What this task involves:
Find every line of the listing below where "text" appears, and copy it.
[Start Available data]
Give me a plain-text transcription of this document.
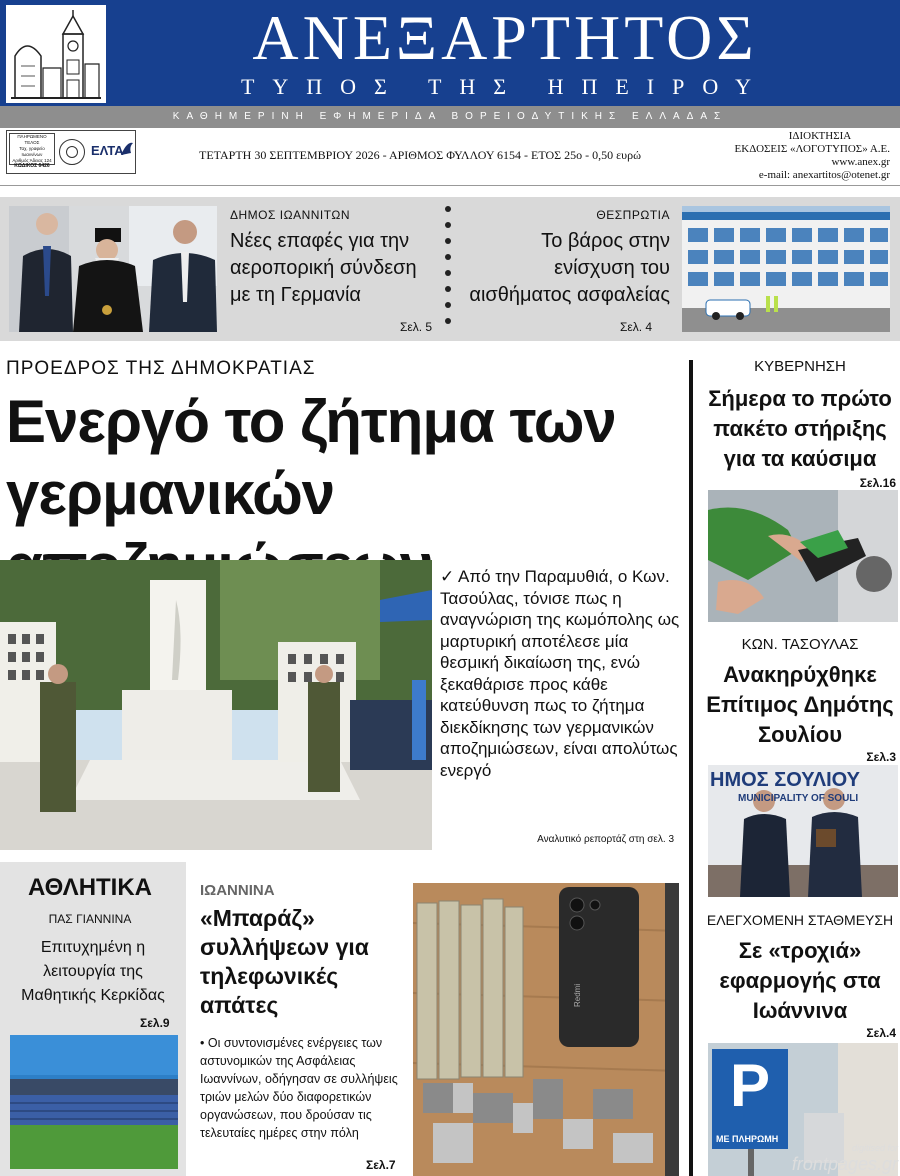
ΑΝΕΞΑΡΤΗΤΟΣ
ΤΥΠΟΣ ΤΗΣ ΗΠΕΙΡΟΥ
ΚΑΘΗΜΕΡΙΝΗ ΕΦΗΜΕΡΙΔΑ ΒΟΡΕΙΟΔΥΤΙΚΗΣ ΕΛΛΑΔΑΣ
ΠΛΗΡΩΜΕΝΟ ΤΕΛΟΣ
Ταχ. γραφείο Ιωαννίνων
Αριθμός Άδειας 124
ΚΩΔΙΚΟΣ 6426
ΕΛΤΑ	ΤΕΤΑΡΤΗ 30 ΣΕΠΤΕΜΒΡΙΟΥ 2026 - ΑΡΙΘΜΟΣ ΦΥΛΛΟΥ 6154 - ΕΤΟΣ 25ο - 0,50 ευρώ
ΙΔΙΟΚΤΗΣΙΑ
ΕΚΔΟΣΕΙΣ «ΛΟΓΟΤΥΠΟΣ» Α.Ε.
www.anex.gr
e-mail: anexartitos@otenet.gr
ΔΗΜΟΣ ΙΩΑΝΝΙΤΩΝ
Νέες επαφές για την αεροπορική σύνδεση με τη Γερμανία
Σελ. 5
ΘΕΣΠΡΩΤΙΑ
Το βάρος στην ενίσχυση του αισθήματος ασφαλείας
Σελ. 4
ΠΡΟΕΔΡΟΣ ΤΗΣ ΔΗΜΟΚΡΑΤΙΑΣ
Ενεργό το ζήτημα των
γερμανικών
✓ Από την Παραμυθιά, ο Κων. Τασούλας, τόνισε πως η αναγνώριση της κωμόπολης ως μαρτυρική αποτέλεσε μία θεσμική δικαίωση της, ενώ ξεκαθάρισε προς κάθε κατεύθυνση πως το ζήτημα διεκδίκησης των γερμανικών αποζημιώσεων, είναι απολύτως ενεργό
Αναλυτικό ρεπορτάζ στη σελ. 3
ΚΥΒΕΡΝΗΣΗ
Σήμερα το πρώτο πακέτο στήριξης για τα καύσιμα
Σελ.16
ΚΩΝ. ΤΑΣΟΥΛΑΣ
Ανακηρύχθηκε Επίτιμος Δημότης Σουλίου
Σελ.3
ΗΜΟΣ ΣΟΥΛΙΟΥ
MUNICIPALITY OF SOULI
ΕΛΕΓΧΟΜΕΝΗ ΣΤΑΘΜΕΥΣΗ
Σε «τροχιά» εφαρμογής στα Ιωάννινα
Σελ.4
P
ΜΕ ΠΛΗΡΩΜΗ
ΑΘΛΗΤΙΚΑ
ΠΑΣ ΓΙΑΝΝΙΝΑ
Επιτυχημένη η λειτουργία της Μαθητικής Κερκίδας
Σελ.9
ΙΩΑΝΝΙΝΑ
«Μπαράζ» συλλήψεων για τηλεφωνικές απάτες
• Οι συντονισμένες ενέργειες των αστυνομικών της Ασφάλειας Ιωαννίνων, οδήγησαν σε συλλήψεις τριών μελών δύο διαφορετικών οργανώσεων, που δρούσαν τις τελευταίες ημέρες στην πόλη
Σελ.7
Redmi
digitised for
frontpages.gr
[End Available data]
[Start Available data]
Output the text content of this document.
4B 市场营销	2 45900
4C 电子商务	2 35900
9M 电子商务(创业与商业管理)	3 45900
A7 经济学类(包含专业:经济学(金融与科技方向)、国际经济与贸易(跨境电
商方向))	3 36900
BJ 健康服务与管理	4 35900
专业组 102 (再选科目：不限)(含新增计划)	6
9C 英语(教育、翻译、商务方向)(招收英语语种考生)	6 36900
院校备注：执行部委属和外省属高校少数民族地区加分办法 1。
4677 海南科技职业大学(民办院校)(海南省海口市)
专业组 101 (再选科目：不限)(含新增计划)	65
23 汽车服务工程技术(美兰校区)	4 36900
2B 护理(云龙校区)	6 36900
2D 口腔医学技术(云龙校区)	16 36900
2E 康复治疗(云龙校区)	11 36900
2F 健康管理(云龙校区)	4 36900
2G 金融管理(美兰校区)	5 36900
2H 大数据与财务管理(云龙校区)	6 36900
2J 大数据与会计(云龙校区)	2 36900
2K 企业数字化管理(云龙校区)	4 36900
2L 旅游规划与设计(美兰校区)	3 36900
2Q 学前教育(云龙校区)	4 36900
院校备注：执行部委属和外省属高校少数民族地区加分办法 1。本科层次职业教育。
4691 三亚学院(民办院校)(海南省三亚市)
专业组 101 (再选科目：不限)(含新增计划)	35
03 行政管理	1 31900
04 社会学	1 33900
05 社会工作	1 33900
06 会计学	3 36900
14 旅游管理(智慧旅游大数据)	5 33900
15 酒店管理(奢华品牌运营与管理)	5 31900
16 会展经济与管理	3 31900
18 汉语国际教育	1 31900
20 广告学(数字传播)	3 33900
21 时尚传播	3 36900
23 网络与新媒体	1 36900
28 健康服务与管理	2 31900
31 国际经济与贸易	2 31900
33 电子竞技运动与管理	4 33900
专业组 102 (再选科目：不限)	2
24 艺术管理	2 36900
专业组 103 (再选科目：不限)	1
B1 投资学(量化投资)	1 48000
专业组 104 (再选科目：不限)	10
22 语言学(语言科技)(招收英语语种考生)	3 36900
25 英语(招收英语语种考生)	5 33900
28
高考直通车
[End Available data]
Reply to the exercise:
Give me a plain-text transcription of this document.
Output the text content of this document.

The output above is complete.